Drop the images; return everything else in the listing below exactly.

▬▬▬▬▬▬

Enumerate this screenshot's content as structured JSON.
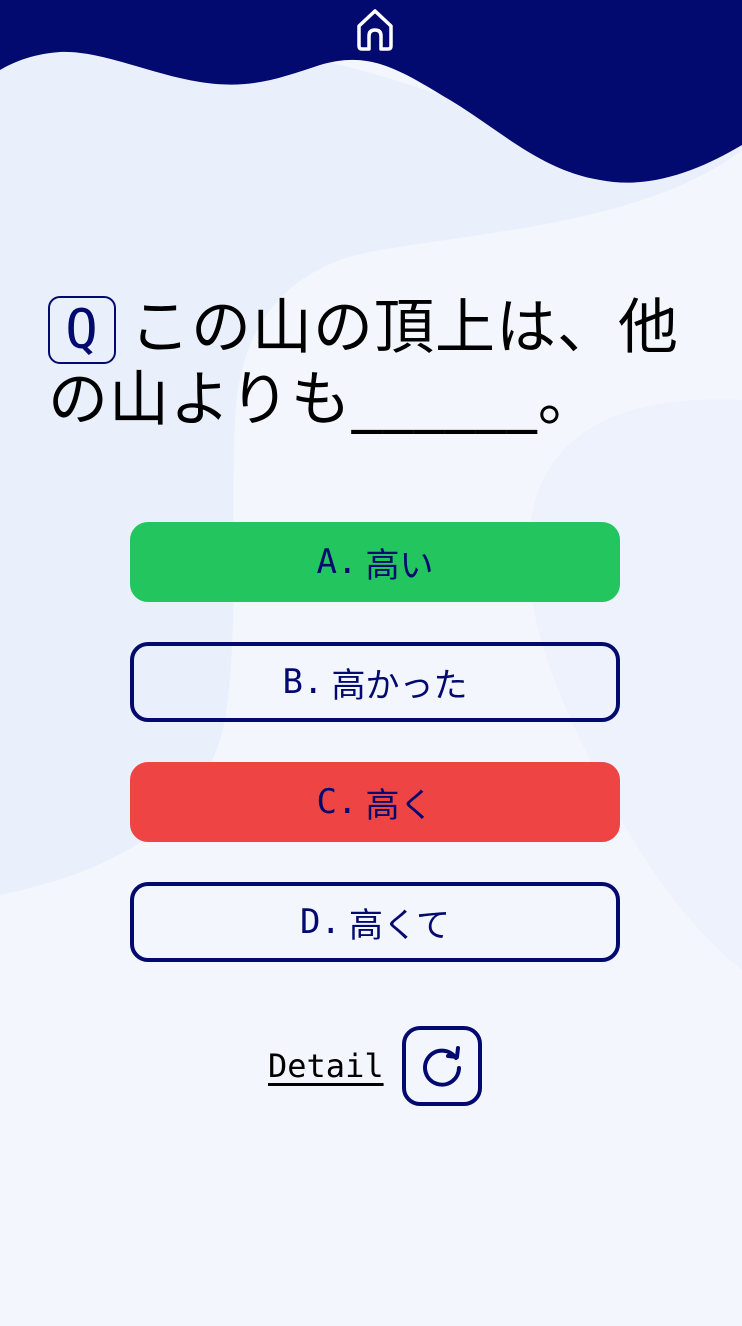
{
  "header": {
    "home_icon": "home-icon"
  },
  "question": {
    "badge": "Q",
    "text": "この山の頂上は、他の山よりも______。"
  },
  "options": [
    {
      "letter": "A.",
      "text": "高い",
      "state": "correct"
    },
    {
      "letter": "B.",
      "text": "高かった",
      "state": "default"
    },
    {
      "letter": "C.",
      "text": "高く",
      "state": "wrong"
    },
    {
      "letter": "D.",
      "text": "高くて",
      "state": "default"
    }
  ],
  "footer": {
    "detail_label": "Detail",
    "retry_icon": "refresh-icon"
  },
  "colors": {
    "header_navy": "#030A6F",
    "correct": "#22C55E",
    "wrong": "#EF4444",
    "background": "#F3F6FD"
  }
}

▬▬▬▬▬▬

> **Answer to this task**
Enumerate this screenshot's content as structured JSON.
{
  "header": {
    "home_icon": "home-icon"
  },
  "question": {
    "badge": "Q",
    "text": "この山の頂上は、他の山よりも______。"
  },
  "options": [
    {
      "letter": "A.",
      "text": "高い",
      "state": "correct"
    },
    {
      "letter": "B.",
      "text": "高かった",
      "state": "default"
    },
    {
      "letter": "C.",
      "text": "高く",
      "state": "wrong"
    },
    {
      "letter": "D.",
      "text": "高くて",
      "state": "default"
    }
  ],
  "footer": {
    "detail_label": "Detail",
    "retry_icon": "refresh-icon"
  },
  "colors": {
    "header_navy": "#030A6F",
    "correct": "#22C55E",
    "wrong": "#EF4444",
    "background": "#F3F6FD"
  }
}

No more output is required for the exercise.